Dataset excerpts:
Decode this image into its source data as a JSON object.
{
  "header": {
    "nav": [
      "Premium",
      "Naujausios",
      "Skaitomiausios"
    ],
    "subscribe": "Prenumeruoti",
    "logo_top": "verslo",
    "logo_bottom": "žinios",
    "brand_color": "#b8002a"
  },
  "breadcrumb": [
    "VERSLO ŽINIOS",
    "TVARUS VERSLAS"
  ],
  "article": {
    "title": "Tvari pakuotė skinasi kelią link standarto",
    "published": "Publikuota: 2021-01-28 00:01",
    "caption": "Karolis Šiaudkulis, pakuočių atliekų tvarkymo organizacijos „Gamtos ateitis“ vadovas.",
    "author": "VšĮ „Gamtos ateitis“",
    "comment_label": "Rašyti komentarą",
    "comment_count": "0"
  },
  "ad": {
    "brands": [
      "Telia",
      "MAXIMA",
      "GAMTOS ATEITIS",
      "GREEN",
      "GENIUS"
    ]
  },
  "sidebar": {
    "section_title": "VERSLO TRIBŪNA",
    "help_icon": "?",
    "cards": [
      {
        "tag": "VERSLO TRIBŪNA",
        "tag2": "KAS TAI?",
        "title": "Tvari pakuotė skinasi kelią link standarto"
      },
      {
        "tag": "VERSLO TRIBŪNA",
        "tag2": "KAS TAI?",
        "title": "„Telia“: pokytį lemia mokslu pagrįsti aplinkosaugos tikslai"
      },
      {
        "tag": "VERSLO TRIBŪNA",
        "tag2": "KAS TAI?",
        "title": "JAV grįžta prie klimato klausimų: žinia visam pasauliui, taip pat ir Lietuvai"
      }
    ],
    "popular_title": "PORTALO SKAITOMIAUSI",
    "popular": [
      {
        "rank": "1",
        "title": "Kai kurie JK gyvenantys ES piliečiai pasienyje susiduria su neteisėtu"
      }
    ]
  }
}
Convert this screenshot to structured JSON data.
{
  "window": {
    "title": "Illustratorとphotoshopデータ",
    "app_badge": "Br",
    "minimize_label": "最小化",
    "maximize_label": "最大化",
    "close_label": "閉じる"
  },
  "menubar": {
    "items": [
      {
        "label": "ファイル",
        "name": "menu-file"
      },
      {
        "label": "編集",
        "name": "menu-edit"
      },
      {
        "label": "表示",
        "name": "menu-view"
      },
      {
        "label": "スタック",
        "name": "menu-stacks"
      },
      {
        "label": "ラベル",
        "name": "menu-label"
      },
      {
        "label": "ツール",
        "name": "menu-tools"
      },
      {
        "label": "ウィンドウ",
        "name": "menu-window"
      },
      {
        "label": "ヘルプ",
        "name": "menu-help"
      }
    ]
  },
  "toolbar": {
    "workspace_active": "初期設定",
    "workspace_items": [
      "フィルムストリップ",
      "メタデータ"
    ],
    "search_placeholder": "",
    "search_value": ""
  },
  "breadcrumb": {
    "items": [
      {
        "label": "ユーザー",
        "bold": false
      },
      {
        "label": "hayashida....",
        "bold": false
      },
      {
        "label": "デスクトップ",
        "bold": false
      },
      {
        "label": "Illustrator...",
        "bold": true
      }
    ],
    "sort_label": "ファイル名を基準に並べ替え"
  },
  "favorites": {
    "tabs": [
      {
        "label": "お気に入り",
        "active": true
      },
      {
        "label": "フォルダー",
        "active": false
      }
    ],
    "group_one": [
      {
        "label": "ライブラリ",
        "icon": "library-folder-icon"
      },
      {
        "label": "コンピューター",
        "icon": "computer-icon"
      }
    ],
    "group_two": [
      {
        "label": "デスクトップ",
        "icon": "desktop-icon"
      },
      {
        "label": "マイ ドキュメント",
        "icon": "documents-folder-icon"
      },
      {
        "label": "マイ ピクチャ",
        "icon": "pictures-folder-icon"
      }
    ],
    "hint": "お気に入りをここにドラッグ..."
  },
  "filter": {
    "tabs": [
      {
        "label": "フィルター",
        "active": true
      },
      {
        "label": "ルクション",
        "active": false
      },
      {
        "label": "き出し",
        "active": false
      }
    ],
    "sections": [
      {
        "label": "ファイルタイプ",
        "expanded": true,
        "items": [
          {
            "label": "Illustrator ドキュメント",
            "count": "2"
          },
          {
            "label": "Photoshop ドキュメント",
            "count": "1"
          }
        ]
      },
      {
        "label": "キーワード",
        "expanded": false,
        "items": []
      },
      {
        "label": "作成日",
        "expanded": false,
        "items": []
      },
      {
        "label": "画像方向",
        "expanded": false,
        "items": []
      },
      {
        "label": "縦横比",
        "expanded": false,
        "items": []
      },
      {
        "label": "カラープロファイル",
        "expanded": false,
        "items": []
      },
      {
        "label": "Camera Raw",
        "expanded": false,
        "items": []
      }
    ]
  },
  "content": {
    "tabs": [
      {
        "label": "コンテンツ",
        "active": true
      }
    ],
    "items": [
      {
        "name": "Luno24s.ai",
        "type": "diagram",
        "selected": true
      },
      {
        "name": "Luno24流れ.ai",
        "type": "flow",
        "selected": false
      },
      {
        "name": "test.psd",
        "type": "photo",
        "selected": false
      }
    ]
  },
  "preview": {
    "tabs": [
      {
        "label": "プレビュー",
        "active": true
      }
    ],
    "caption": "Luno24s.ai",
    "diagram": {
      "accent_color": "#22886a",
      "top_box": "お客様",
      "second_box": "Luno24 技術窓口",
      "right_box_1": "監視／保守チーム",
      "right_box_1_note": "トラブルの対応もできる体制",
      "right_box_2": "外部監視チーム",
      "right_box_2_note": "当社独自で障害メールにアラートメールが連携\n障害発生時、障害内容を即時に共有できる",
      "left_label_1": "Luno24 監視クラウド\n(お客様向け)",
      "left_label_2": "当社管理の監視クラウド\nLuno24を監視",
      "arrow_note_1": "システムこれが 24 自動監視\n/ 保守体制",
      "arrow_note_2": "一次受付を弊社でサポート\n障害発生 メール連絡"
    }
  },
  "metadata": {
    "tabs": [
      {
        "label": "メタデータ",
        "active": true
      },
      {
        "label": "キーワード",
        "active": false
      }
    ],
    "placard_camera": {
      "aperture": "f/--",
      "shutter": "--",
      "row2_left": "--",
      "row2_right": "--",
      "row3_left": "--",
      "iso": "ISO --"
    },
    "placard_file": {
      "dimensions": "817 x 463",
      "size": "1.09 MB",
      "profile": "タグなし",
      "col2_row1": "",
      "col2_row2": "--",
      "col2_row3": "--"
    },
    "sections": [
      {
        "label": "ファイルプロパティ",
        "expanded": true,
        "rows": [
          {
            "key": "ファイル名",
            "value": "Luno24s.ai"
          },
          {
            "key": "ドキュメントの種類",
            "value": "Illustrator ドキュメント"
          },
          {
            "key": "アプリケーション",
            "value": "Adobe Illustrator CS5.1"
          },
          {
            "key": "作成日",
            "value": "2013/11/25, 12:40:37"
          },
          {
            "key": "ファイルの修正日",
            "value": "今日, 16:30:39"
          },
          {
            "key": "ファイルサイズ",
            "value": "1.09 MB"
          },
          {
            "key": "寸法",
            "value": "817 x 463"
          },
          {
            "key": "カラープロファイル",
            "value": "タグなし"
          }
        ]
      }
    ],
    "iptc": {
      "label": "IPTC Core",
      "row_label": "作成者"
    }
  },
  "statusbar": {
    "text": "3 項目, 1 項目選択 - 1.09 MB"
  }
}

* **Work to be completed**
Extract the whole listing, character for character.

* **Exercise output**
Decode this image into its source data as a JSON object.
{
  "header": {
    "nav": [
      "Premium",
      "Naujausios",
      "Skaitomiausios"
    ],
    "subscribe": "Prenumeruoti",
    "logo_top": "verslo",
    "logo_bottom": "žinios",
    "brand_color": "#b8002a"
  },
  "breadcrumb": [
    "VERSLO ŽINIOS",
    "TVARUS VERSLAS"
  ],
  "article": {
    "title": "Tvari pakuotė skinasi kelią link standarto",
    "published": "Publikuota: 2021-01-28 00:01",
    "caption": "Karolis Šiaudkulis, pakuočių atliekų tvarkymo organizacijos „Gamtos ateitis“ vadovas.",
    "author": "VšĮ „Gamtos ateitis“",
    "comment_label": "Rašyti komentarą",
    "comment_count": "0"
  },
  "ad": {
    "brands": [
      "Telia",
      "MAXIMA",
      "GAMTOS ATEITIS",
      "GREEN",
      "GENIUS"
    ]
  },
  "sidebar": {
    "section_title": "VERSLO TRIBŪNA",
    "help_icon": "?",
    "cards": [
      {
        "tag": "VERSLO TRIBŪNA",
        "tag2": "KAS TAI?",
        "title": "Tvari pakuotė skinasi kelią link standarto"
      },
      {
        "tag": "VERSLO TRIBŪNA",
        "tag2": "KAS TAI?",
        "title": "„Telia“: pokytį lemia mokslu pagrįsti aplinkosaugos tikslai"
      },
      {
        "tag": "VERSLO TRIBŪNA",
        "tag2": "KAS TAI?",
        "title": "JAV grįžta prie klimato klausimų: žinia visam pasauliui, taip pat ir Lietuvai"
      }
    ],
    "popular_title": "PORTALO SKAITOMIAUSI",
    "popular": [
      {
        "rank": "1",
        "title": "Kai kurie JK gyvenantys ES piliečiai pasienyje susiduria su neteisėtu"
      }
    ]
  }
}
Convert this screenshot to structured JSON data.
{
  "window": {
    "title": "Illustratorとphotoshopデータ",
    "app_badge": "Br",
    "minimize_label": "最小化",
    "maximize_label": "最大化",
    "close_label": "閉じる"
  },
  "menubar": {
    "items": [
      {
        "label": "ファイル",
        "name": "menu-file"
      },
      {
        "label": "編集",
        "name": "menu-edit"
      },
      {
        "label": "表示",
        "name": "menu-view"
      },
      {
        "label": "スタック",
        "name": "menu-stacks"
      },
      {
        "label": "ラベル",
        "name": "menu-label"
      },
      {
        "label": "ツール",
        "name": "menu-tools"
      },
      {
        "label": "ウィンドウ",
        "name": "menu-window"
      },
      {
        "label": "ヘルプ",
        "name": "menu-help"
      }
    ]
  },
  "toolbar": {
    "workspace_active": "初期設定",
    "workspace_items": [
      "フィルムストリップ",
      "メタデータ"
    ],
    "search_placeholder": "",
    "search_value": ""
  },
  "breadcrumb": {
    "items": [
      {
        "label": "ユーザー",
        "bold": false
      },
      {
        "label": "hayashida....",
        "bold": false
      },
      {
        "label": "デスクトップ",
        "bold": false
      },
      {
        "label": "Illustrator...",
        "bold": true
      }
    ],
    "sort_label": "ファイル名を基準に並べ替え"
  },
  "favorites": {
    "tabs": [
      {
        "label": "お気に入り",
        "active": true
      },
      {
        "label": "フォルダー",
        "active": false
      }
    ],
    "group_one": [
      {
        "label": "ライブラリ",
        "icon": "library-folder-icon"
      },
      {
        "label": "コンピューター",
        "icon": "computer-icon"
      }
    ],
    "group_two": [
      {
        "label": "デスクトップ",
        "icon": "desktop-icon"
      },
      {
        "label": "マイ ドキュメント",
        "icon": "documents-folder-icon"
      },
      {
        "label": "マイ ピクチャ",
        "icon": "pictures-folder-icon"
      }
    ],
    "hint": "お気に入りをここにドラッグ..."
  },
  "filter": {
    "tabs": [
      {
        "label": "フィルター",
        "active": true
      },
      {
        "label": "ルクション",
        "active": false
      },
      {
        "label": "き出し",
        "active": false
      }
    ],
    "sections": [
      {
        "label": "ファイルタイプ",
        "expanded": true,
        "items": [
          {
            "label": "Illustrator ドキュメント",
            "count": "2"
          },
          {
            "label": "Photoshop ドキュメント",
            "count": "1"
          }
        ]
      },
      {
        "label": "キーワード",
        "expanded": false,
        "items": []
      },
      {
        "label": "作成日",
        "expanded": false,
        "items": []
      },
      {
        "label": "画像方向",
        "expanded": false,
        "items": []
      },
      {
        "label": "縦横比",
        "expanded": false,
        "items": []
      },
      {
        "label": "カラープロファイル",
        "expanded": false,
        "items": []
      },
      {
        "label": "Camera Raw",
        "expanded": false,
        "items": []
      }
    ]
  },
  "content": {
    "tabs": [
      {
        "label": "コンテンツ",
        "active": true
      }
    ],
    "items": [
      {
        "name": "Luno24s.ai",
        "type": "diagram",
        "selected": true
      },
      {
        "name": "Luno24流れ.ai",
        "type": "flow",
        "selected": false
      },
      {
        "name": "test.psd",
        "type": "photo",
        "selected": false
      }
    ]
  },
  "preview": {
    "tabs": [
      {
        "label": "プレビュー",
        "active": true
      }
    ],
    "caption": "Luno24s.ai",
    "diagram": {
      "accent_color": "#22886a",
      "top_box": "お客様",
      "second_box": "Luno24 技術窓口",
      "right_box_1": "監視／保守チーム",
      "right_box_1_note": "トラブルの対応もできる体制",
      "right_box_2": "外部監視チーム",
      "right_box_2_note": "当社独自で障害メールにアラートメールが連携\n障害発生時、障害内容を即時に共有できる",
      "left_label_1": "Luno24 監視クラウド\n(お客様向け)",
      "left_label_2": "当社管理の監視クラウド\nLuno24を監視",
      "arrow_note_1": "システムこれが 24 自動監視\n/ 保守体制",
      "arrow_note_2": "一次受付を弊社でサポート\n障害発生 メール連絡"
    }
  },
  "metadata": {
    "tabs": [
      {
        "label": "メタデータ",
        "active": true
      },
      {
        "label": "キーワード",
        "active": false
      }
    ],
    "placard_camera": {
      "aperture": "f/--",
      "shutter": "--",
      "row2_left": "--",
      "row2_right": "--",
      "row3_left": "--",
      "iso": "ISO --"
    },
    "placard_file": {
      "dimensions": "817 x 463",
      "size": "1.09 MB",
      "profile": "タグなし",
      "col2_row1": "",
      "col2_row2": "--",
      "col2_row3": "--"
    },
    "sections": [
      {
        "label": "ファイルプロパティ",
        "expanded": true,
        "rows": [
          {
            "key": "ファイル名",
            "value": "Luno24s.ai"
          },
          {
            "key": "ドキュメントの種類",
            "value": "Illustrator ドキュメント"
          },
          {
            "key": "アプリケーション",
            "value": "Adobe Illustrator CS5.1"
          },
          {
            "key": "作成日",
            "value": "2013/11/25, 12:40:37"
          },
          {
            "key": "ファイルの修正日",
            "value": "今日, 16:30:39"
          },
          {
            "key": "ファイルサイズ",
            "value": "1.09 MB"
          },
          {
            "key": "寸法",
            "value": "817 x 463"
          },
          {
            "key": "カラープロファイル",
            "value": "タグなし"
          }
        ]
      }
    ],
    "iptc": {
      "label": "IPTC Core",
      "row_label": "作成者"
    }
  },
  "statusbar": {
    "text": "3 項目, 1 項目選択 - 1.09 MB"
  }
}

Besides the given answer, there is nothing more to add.